STATED GOAL » Look through the lines below and state how many hold the word "structure". Write only the number.

** Start DATA SECTION **

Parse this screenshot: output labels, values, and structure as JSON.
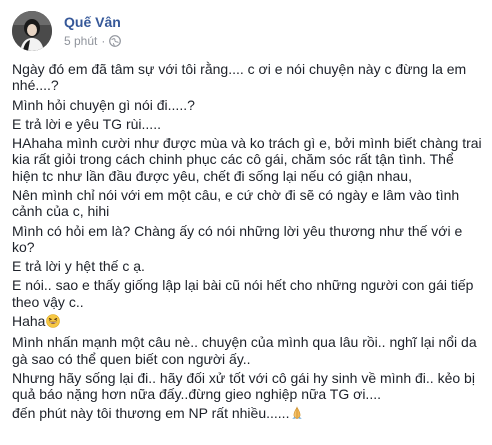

** End DATA SECTION **
** Start DATA SECTION **

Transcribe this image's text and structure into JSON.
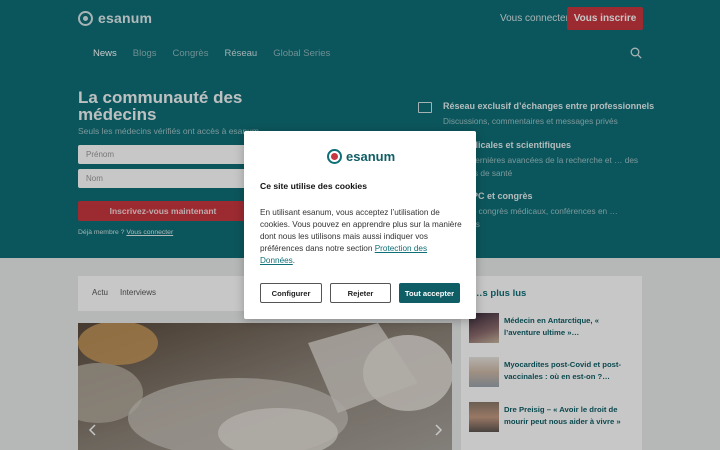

** End DATA SECTION **
** Start DATA SECTION **

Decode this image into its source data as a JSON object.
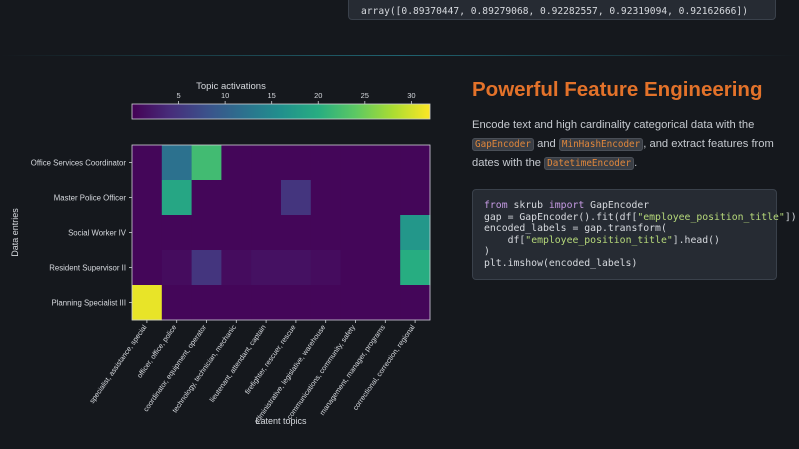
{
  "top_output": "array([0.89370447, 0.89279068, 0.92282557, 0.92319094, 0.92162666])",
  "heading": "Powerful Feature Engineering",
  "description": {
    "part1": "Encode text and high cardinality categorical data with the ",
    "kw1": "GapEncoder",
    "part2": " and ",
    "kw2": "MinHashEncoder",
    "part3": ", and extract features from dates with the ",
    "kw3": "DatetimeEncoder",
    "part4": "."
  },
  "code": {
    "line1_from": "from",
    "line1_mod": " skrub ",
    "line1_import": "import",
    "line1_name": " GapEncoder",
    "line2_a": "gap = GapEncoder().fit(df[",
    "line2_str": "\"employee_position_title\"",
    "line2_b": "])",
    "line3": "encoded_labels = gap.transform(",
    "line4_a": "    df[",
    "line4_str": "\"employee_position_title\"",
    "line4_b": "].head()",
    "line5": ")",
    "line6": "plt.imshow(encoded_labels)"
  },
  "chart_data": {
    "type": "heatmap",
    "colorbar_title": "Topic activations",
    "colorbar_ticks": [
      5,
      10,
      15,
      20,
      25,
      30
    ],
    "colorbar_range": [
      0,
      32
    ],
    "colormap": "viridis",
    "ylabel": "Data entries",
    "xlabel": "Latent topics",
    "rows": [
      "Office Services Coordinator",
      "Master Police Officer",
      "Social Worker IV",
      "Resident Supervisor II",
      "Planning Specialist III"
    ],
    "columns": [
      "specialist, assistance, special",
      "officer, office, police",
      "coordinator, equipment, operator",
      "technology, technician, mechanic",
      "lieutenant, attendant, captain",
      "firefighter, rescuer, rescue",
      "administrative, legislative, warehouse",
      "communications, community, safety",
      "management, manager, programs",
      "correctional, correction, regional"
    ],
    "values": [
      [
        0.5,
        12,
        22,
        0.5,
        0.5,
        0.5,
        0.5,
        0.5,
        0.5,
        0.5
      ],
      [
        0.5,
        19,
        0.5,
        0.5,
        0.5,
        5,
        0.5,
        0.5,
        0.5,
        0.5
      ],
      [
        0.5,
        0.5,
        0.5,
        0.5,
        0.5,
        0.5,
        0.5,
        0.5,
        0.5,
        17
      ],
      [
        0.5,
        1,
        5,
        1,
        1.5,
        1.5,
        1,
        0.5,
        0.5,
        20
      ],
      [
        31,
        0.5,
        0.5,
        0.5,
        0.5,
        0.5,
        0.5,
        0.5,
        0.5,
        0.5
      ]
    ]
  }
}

** End DATA SECTION **

EXERCISE ANSWER » 2